* Start STORED ROWS *

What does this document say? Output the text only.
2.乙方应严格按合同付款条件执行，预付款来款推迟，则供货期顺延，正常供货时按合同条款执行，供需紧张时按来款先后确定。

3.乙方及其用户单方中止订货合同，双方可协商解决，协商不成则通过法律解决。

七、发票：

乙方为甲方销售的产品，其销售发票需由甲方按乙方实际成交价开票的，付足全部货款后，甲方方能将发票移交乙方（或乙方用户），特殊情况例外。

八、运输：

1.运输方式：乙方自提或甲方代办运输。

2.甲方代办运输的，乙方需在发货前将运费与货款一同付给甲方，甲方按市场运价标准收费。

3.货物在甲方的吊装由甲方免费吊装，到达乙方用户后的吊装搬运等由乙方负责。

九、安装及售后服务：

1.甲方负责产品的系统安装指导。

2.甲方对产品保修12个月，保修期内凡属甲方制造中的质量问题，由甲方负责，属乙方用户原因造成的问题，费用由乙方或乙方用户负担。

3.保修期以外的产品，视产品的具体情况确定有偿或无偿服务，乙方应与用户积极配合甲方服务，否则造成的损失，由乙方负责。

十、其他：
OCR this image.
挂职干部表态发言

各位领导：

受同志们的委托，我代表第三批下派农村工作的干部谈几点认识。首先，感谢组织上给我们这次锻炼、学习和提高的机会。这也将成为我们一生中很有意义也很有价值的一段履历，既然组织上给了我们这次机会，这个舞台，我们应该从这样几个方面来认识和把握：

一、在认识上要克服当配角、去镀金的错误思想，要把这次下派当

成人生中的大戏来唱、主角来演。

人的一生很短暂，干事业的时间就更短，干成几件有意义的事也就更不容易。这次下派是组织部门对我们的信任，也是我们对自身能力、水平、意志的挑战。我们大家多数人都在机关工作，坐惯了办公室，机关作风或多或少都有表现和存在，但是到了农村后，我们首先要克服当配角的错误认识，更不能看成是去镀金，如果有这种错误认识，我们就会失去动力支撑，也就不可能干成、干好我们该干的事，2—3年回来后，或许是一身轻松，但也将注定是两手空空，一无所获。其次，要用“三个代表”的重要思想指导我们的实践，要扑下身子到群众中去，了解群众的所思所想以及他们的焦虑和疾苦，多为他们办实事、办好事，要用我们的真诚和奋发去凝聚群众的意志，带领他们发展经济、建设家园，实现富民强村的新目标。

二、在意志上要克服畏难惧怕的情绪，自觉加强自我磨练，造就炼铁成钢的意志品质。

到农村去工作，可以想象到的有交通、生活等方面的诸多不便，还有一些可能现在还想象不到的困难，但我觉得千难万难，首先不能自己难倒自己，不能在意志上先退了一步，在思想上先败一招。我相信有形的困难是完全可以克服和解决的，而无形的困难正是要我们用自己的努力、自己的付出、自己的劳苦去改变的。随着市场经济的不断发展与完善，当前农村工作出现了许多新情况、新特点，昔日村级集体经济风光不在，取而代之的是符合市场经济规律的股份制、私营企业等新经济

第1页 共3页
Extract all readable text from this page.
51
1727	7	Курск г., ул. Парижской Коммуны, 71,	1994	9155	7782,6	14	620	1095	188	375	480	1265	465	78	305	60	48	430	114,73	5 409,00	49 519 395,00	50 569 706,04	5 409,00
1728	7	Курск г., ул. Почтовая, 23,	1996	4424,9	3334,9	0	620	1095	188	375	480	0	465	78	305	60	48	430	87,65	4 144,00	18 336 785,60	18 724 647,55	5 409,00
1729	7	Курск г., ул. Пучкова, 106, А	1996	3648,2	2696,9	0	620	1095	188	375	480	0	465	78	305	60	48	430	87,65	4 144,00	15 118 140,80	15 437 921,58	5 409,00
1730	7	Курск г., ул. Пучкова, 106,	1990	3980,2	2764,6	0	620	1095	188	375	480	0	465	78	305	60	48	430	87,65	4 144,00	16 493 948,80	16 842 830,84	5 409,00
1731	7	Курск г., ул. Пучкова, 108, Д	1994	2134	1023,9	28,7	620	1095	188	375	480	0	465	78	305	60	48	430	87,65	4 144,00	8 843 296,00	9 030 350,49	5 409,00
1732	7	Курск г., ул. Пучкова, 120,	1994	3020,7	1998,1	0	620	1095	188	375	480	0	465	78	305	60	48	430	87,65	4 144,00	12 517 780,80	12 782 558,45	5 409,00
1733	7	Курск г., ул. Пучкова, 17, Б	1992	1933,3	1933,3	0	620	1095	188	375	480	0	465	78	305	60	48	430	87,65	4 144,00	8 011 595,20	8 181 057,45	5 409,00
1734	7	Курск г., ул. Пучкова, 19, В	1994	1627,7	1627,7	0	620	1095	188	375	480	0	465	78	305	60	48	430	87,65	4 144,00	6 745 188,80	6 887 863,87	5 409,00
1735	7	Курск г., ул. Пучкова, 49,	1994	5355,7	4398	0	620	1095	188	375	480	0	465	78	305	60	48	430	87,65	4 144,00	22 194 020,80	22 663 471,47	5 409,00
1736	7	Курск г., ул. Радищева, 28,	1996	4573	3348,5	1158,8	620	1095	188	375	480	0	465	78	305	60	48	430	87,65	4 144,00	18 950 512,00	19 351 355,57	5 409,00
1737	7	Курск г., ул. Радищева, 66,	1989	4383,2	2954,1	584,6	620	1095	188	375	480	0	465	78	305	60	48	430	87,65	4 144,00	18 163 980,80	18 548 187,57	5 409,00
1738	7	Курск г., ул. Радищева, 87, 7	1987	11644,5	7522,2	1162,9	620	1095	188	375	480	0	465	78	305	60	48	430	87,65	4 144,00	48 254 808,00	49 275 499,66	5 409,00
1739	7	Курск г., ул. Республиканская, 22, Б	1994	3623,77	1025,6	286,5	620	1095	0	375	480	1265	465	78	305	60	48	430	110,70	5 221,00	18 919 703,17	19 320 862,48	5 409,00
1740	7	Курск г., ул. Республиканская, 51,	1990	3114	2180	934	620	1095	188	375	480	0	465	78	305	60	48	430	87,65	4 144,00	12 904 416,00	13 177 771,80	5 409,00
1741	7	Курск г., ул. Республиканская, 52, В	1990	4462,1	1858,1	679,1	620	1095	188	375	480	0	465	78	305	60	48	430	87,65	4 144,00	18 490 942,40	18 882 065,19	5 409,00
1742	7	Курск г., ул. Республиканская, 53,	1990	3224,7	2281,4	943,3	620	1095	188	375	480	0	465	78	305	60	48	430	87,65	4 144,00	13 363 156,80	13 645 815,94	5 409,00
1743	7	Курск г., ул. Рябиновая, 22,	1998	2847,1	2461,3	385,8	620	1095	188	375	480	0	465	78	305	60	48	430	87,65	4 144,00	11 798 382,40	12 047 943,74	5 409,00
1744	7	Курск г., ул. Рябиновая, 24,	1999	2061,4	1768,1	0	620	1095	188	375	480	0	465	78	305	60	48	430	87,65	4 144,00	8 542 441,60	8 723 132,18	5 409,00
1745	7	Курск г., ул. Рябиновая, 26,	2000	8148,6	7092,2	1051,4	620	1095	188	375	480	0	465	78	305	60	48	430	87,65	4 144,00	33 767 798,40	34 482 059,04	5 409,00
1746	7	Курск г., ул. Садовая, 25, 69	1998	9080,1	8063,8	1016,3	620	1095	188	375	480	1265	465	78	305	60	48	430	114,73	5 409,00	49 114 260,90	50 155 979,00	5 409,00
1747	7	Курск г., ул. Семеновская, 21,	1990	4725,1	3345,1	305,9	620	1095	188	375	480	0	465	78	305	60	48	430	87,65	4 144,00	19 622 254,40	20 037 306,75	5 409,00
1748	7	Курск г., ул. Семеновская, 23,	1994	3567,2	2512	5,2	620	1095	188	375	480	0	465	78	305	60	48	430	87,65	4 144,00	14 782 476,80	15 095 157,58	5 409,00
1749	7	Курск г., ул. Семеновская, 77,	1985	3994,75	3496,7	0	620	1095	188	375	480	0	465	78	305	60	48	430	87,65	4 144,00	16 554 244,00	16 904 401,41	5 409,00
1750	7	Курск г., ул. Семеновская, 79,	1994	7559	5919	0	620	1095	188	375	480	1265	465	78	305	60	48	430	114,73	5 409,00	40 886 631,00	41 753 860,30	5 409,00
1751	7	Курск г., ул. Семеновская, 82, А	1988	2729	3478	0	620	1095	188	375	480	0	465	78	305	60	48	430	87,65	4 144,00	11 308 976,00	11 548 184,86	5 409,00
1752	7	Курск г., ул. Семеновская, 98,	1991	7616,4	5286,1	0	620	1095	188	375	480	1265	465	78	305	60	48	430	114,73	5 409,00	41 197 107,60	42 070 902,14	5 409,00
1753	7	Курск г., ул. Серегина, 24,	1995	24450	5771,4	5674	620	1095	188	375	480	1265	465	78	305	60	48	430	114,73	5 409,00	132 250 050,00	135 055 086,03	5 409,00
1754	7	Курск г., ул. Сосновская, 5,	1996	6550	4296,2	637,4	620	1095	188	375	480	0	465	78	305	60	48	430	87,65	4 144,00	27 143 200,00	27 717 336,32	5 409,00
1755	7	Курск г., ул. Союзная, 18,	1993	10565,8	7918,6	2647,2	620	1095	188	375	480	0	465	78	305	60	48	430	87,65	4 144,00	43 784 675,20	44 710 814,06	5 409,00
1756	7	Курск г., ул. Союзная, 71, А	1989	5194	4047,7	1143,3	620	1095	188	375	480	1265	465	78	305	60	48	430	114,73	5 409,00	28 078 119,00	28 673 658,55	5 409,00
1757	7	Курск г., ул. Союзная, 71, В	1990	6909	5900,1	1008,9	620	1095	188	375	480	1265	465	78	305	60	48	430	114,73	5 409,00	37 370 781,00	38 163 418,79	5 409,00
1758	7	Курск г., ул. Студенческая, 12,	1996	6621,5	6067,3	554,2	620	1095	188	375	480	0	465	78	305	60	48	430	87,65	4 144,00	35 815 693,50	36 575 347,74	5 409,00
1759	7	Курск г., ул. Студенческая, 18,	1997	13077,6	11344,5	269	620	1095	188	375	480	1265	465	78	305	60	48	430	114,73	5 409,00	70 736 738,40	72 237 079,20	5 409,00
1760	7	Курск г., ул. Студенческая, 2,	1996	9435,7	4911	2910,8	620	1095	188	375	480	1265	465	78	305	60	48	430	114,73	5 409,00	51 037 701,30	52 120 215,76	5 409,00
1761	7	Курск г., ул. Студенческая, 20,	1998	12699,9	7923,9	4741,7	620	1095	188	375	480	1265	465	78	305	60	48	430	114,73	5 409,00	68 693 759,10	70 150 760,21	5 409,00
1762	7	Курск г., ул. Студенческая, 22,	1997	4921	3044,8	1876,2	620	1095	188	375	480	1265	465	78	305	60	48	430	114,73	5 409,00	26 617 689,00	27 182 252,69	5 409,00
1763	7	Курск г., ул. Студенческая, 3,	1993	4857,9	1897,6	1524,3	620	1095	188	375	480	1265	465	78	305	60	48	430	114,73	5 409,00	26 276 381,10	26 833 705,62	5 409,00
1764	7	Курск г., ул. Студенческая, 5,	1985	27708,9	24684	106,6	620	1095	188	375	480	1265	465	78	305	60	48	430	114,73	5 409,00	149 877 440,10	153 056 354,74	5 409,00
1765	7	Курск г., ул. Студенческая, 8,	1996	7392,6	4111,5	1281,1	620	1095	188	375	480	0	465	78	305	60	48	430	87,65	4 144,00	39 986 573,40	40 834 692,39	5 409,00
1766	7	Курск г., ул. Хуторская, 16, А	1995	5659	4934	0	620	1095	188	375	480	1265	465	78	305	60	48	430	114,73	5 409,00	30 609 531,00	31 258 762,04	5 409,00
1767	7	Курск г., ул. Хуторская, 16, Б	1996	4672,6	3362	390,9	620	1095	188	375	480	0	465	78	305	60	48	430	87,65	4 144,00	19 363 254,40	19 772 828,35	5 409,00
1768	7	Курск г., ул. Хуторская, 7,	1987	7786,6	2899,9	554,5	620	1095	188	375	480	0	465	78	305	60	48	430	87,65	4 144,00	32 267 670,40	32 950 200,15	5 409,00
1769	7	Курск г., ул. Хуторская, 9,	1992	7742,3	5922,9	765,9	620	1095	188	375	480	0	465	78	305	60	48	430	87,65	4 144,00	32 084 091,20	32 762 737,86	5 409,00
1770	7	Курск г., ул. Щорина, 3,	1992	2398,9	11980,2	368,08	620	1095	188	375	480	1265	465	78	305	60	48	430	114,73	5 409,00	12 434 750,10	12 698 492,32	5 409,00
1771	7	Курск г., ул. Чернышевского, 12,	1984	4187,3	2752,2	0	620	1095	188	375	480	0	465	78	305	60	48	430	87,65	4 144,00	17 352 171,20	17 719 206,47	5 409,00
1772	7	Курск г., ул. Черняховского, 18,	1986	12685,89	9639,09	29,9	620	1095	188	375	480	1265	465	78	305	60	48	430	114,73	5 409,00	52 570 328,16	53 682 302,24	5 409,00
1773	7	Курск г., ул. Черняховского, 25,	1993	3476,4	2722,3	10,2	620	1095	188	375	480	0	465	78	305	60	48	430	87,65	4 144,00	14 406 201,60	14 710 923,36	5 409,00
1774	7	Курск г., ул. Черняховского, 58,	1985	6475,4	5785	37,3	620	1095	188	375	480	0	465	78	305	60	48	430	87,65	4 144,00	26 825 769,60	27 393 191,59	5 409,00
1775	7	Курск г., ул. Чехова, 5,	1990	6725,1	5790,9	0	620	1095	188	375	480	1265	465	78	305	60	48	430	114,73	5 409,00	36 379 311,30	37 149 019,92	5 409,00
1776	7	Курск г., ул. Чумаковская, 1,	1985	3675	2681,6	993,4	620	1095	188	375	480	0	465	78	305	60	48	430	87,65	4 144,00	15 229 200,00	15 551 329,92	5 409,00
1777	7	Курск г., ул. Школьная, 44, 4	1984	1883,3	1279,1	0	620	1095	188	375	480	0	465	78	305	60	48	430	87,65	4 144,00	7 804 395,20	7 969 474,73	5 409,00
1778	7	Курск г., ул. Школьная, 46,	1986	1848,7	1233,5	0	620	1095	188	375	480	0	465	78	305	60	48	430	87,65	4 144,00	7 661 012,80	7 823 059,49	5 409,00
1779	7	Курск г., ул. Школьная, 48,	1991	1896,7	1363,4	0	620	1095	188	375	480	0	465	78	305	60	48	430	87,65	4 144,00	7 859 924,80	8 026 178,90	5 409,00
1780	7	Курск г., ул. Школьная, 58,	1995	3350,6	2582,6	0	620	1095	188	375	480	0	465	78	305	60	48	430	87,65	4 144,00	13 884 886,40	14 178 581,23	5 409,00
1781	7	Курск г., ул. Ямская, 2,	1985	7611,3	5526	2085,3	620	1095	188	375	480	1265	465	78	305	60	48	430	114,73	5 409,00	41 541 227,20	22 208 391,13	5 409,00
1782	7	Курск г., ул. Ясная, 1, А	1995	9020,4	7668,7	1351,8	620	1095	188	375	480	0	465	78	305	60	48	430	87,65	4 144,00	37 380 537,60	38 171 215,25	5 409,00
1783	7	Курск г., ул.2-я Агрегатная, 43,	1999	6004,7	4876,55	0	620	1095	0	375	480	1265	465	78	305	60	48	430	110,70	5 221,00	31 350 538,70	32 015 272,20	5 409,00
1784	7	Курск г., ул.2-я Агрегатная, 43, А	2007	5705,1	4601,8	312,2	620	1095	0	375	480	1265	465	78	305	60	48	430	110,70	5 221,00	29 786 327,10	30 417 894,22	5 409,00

* End STORED ROWS *

■ **GOAL**
From the entries, report each line that includes the word "Студенческая".

■ **EXPECTED OUTPUT**
1758	7	Курск г., ул. Студенческая, 12,	1996	6621,5	6067,3	554,2	620	1095	188	375	480	0	465	78	305	60	48	430	87,65	4 144,00	35 815 693,50	36 575 347,74	5 409,00
1759	7	Курск г., ул. Студенческая, 18,	1997	13077,6	11344,5	269	620	1095	188	375	480	1265	465	78	305	60	48	430	114,73	5 409,00	70 736 738,40	72 237 079,20	5 409,00
1760	7	Курск г., ул. Студенческая, 2,	1996	9435,7	4911	2910,8	620	1095	188	375	480	1265	465	78	305	60	48	430	114,73	5 409,00	51 037 701,30	52 120 215,76	5 409,00
1761	7	Курск г., ул. Студенческая, 20,	1998	12699,9	7923,9	4741,7	620	1095	188	375	480	1265	465	78	305	60	48	430	114,73	5 409,00	68 693 759,10	70 150 760,21	5 409,00
1762	7	Курск г., ул. Студенческая, 22,	1997	4921	3044,8	1876,2	620	1095	188	375	480	1265	465	78	305	60	48	430	114,73	5 409,00	26 617 689,00	27 182 252,69	5 409,00
1763	7	Курск г., ул. Студенческая, 3,	1993	4857,9	1897,6	1524,3	620	1095	188	375	480	1265	465	78	305	60	48	430	114,73	5 409,00	26 276 381,10	26 833 705,62	5 409,00
1764	7	Курск г., ул. Студенческая, 5,	1985	27708,9	24684	106,6	620	1095	188	375	480	1265	465	78	305	60	48	430	114,73	5 409,00	149 877 440,10	153 056 354,74	5 409,00
1765	7	Курск г., ул. Студенческая, 8,	1996	7392,6	4111,5	1281,1	620	1095	188	375	480	0	465	78	305	60	48	430	87,65	4 144,00	39 986 573,40	40 834 692,39	5 409,00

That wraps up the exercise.